§ Instructions to follow: Down to the last line, repeat the records exactly.

§ Dataset records:
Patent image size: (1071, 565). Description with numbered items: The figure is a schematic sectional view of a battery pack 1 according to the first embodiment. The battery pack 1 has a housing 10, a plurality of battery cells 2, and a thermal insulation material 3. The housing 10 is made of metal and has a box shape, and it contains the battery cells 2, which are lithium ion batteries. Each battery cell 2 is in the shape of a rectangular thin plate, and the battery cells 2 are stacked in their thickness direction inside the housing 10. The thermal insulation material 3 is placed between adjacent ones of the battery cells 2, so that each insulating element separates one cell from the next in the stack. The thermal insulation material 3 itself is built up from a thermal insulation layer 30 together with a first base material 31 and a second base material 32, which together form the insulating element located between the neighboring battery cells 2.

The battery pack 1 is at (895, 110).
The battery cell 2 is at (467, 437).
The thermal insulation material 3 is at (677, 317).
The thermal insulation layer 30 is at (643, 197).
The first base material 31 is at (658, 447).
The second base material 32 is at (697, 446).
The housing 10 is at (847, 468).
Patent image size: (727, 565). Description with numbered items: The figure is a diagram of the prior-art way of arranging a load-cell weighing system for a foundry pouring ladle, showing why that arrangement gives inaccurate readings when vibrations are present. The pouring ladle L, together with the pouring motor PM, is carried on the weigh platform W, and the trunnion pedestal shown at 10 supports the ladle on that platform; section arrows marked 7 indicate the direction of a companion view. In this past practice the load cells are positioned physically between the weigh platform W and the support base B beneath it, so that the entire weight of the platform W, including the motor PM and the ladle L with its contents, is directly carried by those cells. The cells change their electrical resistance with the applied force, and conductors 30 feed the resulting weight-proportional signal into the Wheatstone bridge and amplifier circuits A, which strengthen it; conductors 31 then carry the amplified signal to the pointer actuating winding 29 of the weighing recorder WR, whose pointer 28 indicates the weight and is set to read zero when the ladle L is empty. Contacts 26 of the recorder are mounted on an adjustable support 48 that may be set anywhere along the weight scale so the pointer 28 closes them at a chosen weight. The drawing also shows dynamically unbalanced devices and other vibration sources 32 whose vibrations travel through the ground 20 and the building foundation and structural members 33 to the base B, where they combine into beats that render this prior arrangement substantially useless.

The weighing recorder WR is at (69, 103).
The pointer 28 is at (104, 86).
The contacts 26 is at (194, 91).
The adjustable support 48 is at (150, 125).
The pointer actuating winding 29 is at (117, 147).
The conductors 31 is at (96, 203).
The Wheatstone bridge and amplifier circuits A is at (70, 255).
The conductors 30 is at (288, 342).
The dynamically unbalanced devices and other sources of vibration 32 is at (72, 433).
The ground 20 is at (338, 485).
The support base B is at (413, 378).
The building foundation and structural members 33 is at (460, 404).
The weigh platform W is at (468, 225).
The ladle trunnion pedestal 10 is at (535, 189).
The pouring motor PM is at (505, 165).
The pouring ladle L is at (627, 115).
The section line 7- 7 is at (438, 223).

§ Response to the exercise:
Patent image size: (1071, 565). Description with numbered items: The figure is a schematic sectional view of a battery pack 1 according to the first embodiment. The battery pack 1 has a housing 10, a plurality of battery cells 2, and a thermal insulation material 3. The housing 10 is made of metal and has a box shape, and it contains the battery cells 2, which are lithium ion batteries. Each battery cell 2 is in the shape of a rectangular thin plate, and the battery cells 2 are stacked in their thickness direction inside the housing 10. The thermal insulation material 3 is placed between adjacent ones of the battery cells 2, so that each insulating element separates one cell from the next in the stack. The thermal insulation material 3 itself is built up from a thermal insulation layer 30 together with a first base material 31 and a second base material 32, which together form the insulating element located between the neighboring battery cells 2.

The battery pack 1 is at (895, 110).
The battery cell 2 is at (467, 437).
The thermal insulation material 3 is at (677, 317).
The thermal insulation layer 30 is at (643, 197).
The first base material 31 is at (658, 447).
The second base material 32 is at (697, 446).
The housing 10 is at (847, 468).
Patent image size: (727, 565). Description with numbered items: The figure is a diagram of the prior-art way of arranging a load-cell weighing system for a foundry pouring ladle, showing why that arrangement gives inaccurate readings when vibrations are present. The pouring ladle L, together with the pouring motor PM, is carried on the weigh platform W, and the trunnion pedestal shown at 10 supports the ladle on that platform; section arrows marked 7 indicate the direction of a companion view. In this past practice the load cells are positioned physically between the weigh platform W and the support base B beneath it, so that the entire weight of the platform W, including the motor PM and the ladle L with its contents, is directly carried by those cells. The cells change their electrical resistance with the applied force, and conductors 30 feed the resulting weight-proportional signal into the Wheatstone bridge and amplifier circuits A, which strengthen it; conductors 31 then carry the amplified signal to the pointer actuating winding 29 of the weighing recorder WR, whose pointer 28 indicates the weight and is set to read zero when the ladle L is empty. Contacts 26 of the recorder are mounted on an adjustable support 48 that may be set anywhere along the weight scale so the pointer 28 closes them at a chosen weight. The drawing also shows dynamically unbalanced devices and other vibration sources 32 whose vibrations travel through the ground 20 and the building foundation and structural members 33 to the base B, where they combine into beats that render this prior arrangement substantially useless.

The weighing recorder WR is at (69, 103).
The pointer 28 is at (104, 86).
The contacts 26 is at (194, 91).
The adjustable support 48 is at (150, 125).
The pointer actuating winding 29 is at (117, 147).
The conductors 31 is at (96, 203).
The Wheatstone bridge and amplifier circuits A is at (70, 255).
The conductors 30 is at (288, 342).
The dynamically unbalanced devices and other sources of vibration 32 is at (72, 433).
The ground 20 is at (338, 485).
The support base B is at (413, 378).
The building foundation and structural members 33 is at (460, 404).
The weigh platform W is at (468, 225).
The ladle trunnion pedestal 10 is at (535, 189).
The pouring motor PM is at (505, 165).
The pouring ladle L is at (627, 115).
The section line 7- 7 is at (438, 223).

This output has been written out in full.